Problem details
Please carry on the forum thread about deterministic LDA inference in gensim, picking up right after its last sentence.

Text

begin

|
I am using gensim for LDA learning and inference. I noticed that for the same text it gives me the non-deterministic topic space representations of text (i.e. the gamma values), even with using inference() method one after another. Is there any LDA implementation which gives deterministic inferences? |
|
To answer your question, while I can't find any implementation of the algorithm in the Sato et al paper Deterministic single-pass algorithm for LDA, it seems to do what you want. With variational algorithms as well, if the initialization is fixed the end result is always the same. However, this is probably not what you want. LDA models, just like clustering models, are inherently unidentifiable: you can swap topic indices and nothing in the model changes. Also, the optimization problem solved by LDA inference is highly nonconvex, and for this reason it pays off to use random initializations and other tricks to try to reach better optima. If you are basing an application on an LDA topic model, keep in mind that any information about the topic vector itself is meaningless and unlikely to be useful or to reflect anything true about your data; it's mainly the aggregate statistics computed from the posterior distribution that can give you reliable information. I didn't understand this part: "it's mainly the aggregate statistics computed from the posterior distribution that can give you reliable information."

end

Information given
begin

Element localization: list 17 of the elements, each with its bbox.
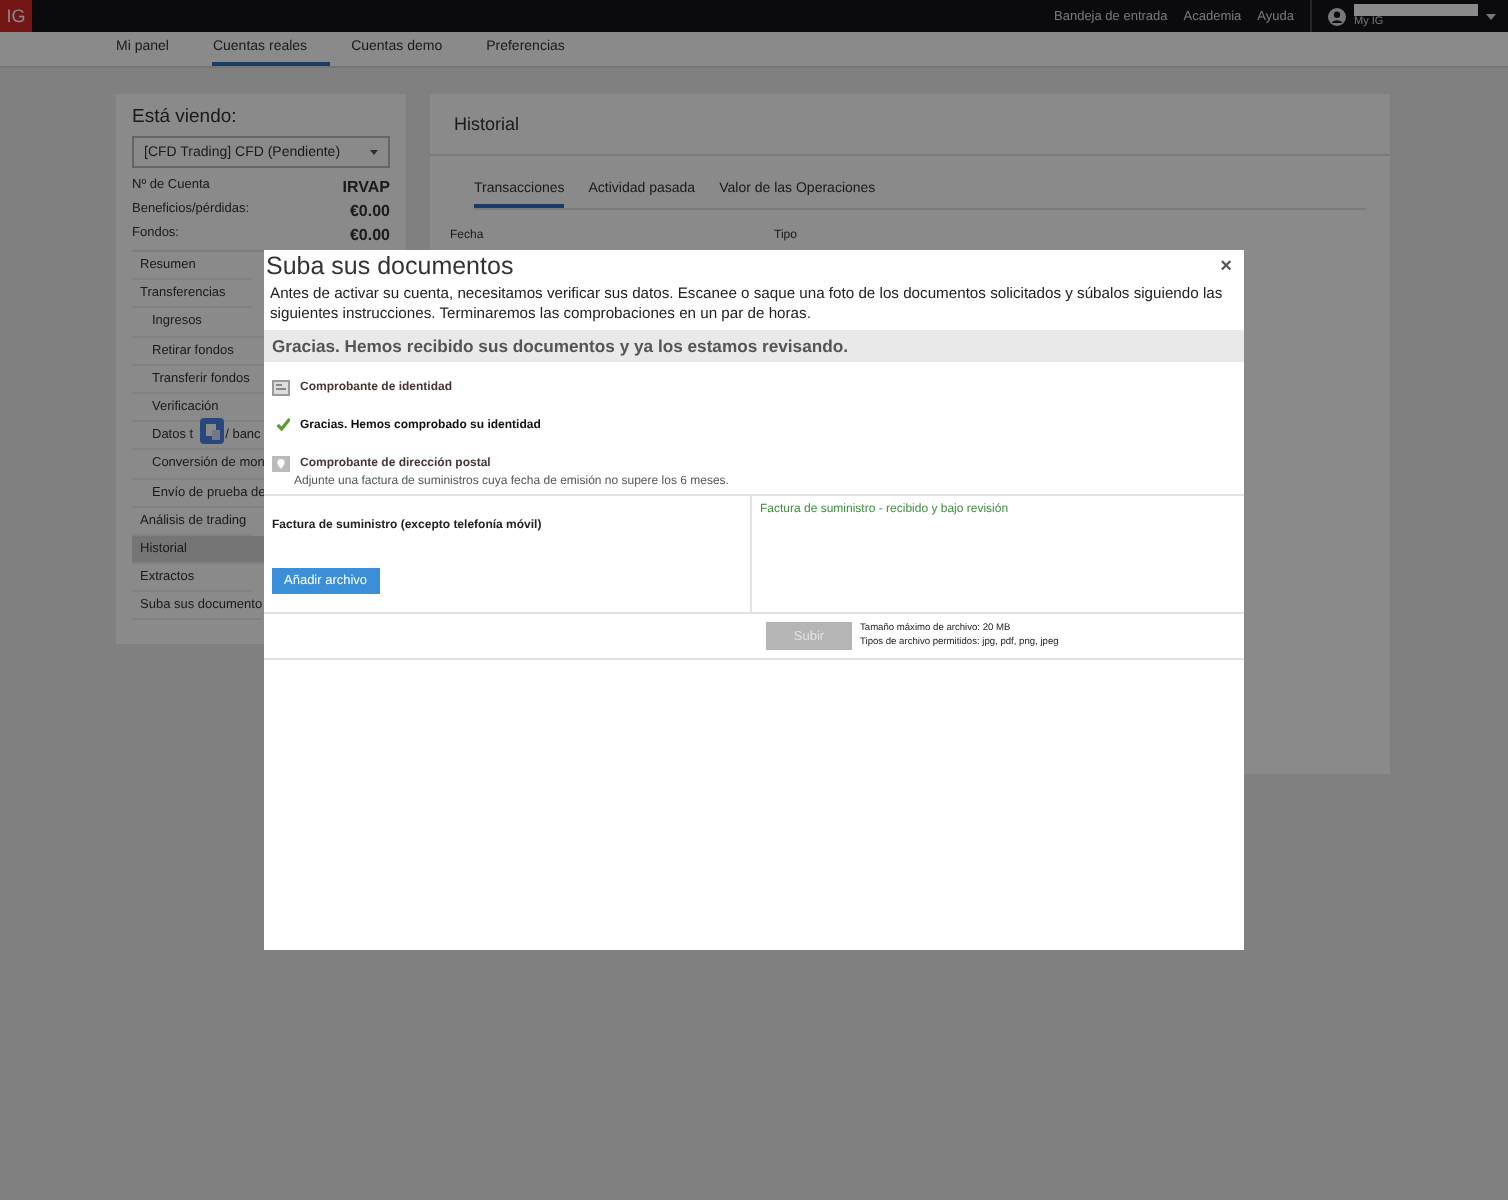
redacted-bar: [1354, 4, 1478, 16]
caret-icon: [1486, 13, 1496, 19]
logo[interactable]: IG: [0, 0, 32, 32]
stat-value: €0.00: [349, 202, 390, 220]
stat-value: €0.00: [349, 226, 390, 244]
check-icon: [276, 418, 290, 432]
sidebar-heading: Está viendo:: [132, 106, 239, 128]
document-badge-icon: [199, 418, 224, 445]
status-banner: Gracias. Hemos recibido sus documentos y ya los estamos revisando.: [264, 330, 1244, 362]
id-card-icon: [272, 380, 290, 396]
close-button[interactable]: ×: [1216, 255, 1236, 277]
stat-value: IRVAP: [342, 178, 390, 196]
panel-title: Historial: [430, 94, 1390, 156]
caret-icon: [370, 149, 378, 155]
location-pin-icon: [272, 456, 290, 472]
dialog-title: Suba sus documentos: [266, 252, 514, 280]
user-icon: [1328, 7, 1346, 25]
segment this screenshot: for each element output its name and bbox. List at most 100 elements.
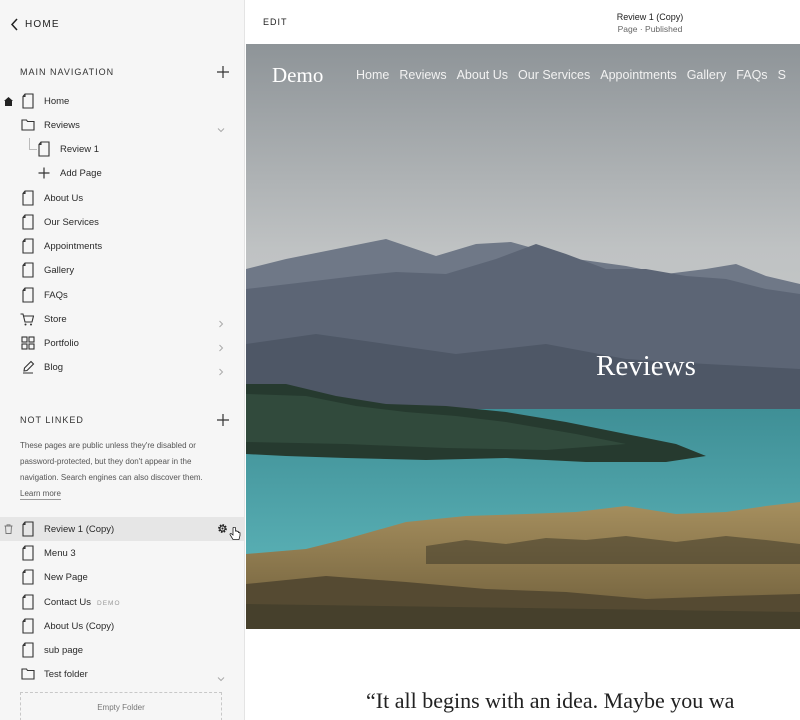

end

Answer to the task
(Jun 12 '11 at 07:13)
Xolve
I think that what Alexandre is trying to say is that you have to focus on your posterior distribution, rather than the vectors that you got. Since every time you run LDA, you'll get different topic vectors (Check Definetti's Theorem). So you rather have to worry on the statistical properties of your prior to reach any sensible conlcusion on your data.
(Jun 12 '11 at 08:07)
Leon Palafox
So how I calculate those values?
(Jun 18 '11 at 06:59)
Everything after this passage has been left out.